JOB:
Repeat the entire listing exactly.

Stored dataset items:

►

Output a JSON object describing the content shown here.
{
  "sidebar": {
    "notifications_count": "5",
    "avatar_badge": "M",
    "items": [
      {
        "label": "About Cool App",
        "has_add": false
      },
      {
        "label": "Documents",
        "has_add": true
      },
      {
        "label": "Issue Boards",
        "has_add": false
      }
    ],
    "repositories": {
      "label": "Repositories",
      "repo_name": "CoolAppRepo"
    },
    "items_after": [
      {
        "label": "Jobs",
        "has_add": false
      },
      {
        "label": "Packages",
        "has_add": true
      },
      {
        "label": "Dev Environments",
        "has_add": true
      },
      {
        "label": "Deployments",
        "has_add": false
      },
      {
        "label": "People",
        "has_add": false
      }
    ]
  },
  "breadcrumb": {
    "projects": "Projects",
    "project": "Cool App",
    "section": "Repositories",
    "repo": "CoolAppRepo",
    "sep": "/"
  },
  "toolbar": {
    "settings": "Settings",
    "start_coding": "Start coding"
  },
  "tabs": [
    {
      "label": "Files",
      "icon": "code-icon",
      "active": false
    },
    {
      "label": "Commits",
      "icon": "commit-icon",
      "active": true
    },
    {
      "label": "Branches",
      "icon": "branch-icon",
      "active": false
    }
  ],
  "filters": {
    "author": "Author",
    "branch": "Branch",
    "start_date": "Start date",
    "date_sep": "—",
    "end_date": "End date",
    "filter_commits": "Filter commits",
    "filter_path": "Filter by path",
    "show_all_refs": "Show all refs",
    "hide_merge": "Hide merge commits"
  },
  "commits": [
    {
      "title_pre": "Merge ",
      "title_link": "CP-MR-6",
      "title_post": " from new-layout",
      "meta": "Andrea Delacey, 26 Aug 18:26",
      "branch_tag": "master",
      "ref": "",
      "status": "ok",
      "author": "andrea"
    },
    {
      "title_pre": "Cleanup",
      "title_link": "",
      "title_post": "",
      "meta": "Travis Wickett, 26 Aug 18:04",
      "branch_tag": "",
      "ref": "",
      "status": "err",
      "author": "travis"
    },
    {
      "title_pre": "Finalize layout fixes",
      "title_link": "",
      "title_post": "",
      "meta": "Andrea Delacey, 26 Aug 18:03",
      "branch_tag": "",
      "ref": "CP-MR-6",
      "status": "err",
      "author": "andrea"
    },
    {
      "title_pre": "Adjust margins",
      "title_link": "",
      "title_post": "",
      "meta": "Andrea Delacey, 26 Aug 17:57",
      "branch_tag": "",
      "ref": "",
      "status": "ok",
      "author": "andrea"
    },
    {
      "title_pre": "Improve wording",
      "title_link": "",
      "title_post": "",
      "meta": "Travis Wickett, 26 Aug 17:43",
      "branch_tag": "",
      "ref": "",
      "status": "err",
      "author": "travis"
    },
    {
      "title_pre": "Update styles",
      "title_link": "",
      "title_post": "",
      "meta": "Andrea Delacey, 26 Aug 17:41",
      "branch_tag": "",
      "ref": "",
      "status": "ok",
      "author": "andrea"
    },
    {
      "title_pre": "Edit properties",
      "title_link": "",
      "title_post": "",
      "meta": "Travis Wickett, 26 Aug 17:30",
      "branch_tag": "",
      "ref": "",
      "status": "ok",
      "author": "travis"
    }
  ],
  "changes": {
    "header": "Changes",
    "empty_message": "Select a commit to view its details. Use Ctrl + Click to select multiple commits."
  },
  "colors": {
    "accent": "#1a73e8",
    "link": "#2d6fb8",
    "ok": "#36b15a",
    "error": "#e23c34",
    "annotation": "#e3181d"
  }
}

◄

PROBLEM SOLUTION:
Output a JSON object describing the content shown here.
{
  "sidebar": {
    "notifications_count": "5",
    "avatar_badge": "M",
    "items": [
      {
        "label": "About Cool App",
        "has_add": false
      },
      {
        "label": "Documents",
        "has_add": true
      },
      {
        "label": "Issue Boards",
        "has_add": false
      }
    ],
    "repositories": {
      "label": "Repositories",
      "repo_name": "CoolAppRepo"
    },
    "items_after": [
      {
        "label": "Jobs",
        "has_add": false
      },
      {
        "label": "Packages",
        "has_add": true
      },
      {
        "label": "Dev Environments",
        "has_add": true
      },
      {
        "label": "Deployments",
        "has_add": false
      },
      {
        "label": "People",
        "has_add": false
      }
    ]
  },
  "breadcrumb": {
    "projects": "Projects",
    "project": "Cool App",
    "section": "Repositories",
    "repo": "CoolAppRepo",
    "sep": "/"
  },
  "toolbar": {
    "settings": "Settings",
    "start_coding": "Start coding"
  },
  "tabs": [
    {
      "label": "Files",
      "icon": "code-icon",
      "active": false
    },
    {
      "label": "Commits",
      "icon": "commit-icon",
      "active": true
    },
    {
      "label": "Branches",
      "icon": "branch-icon",
      "active": false
    }
  ],
  "filters": {
    "author": "Author",
    "branch": "Branch",
    "start_date": "Start date",
    "date_sep": "—",
    "end_date": "End date",
    "filter_commits": "Filter commits",
    "filter_path": "Filter by path",
    "show_all_refs": "Show all refs",
    "hide_merge": "Hide merge commits"
  },
  "commits": [
    {
      "title_pre": "Merge ",
      "title_link": "CP-MR-6",
      "title_post": " from new-layout",
      "meta": "Andrea Delacey, 26 Aug 18:26",
      "branch_tag": "master",
      "ref": "",
      "status": "ok",
      "author": "andrea"
    },
    {
      "title_pre": "Cleanup",
      "title_link": "",
      "title_post": "",
      "meta": "Travis Wickett, 26 Aug 18:04",
      "branch_tag": "",
      "ref": "",
      "status": "err",
      "author": "travis"
    },
    {
      "title_pre": "Finalize layout fixes",
      "title_link": "",
      "title_post": "",
      "meta": "Andrea Delacey, 26 Aug 18:03",
      "branch_tag": "",
      "ref": "CP-MR-6",
      "status": "err",
      "author": "andrea"
    },
    {
      "title_pre": "Adjust margins",
      "title_link": "",
      "title_post": "",
      "meta": "Andrea Delacey, 26 Aug 17:57",
      "branch_tag": "",
      "ref": "",
      "status": "ok",
      "author": "andrea"
    },
    {
      "title_pre": "Improve wording",
      "title_link": "",
      "title_post": "",
      "meta": "Travis Wickett, 26 Aug 17:43",
      "branch_tag": "",
      "ref": "",
      "status": "err",
      "author": "travis"
    },
    {
      "title_pre": "Update styles",
      "title_link": "",
      "title_post": "",
      "meta": "Andrea Delacey, 26 Aug 17:41",
      "branch_tag": "",
      "ref": "",
      "status": "ok",
      "author": "andrea"
    },
    {
      "title_pre": "Edit properties",
      "title_link": "",
      "title_post": "",
      "meta": "Travis Wickett, 26 Aug 17:30",
      "branch_tag": "",
      "ref": "",
      "status": "ok",
      "author": "travis"
    }
  ],
  "changes": {
    "header": "Changes",
    "empty_message": "Select a commit to view its details. Use Ctrl + Click to select multiple commits."
  },
  "colors": {
    "accent": "#1a73e8",
    "link": "#2d6fb8",
    "ok": "#36b15a",
    "error": "#e23c34",
    "annotation": "#e3181d"
  }
}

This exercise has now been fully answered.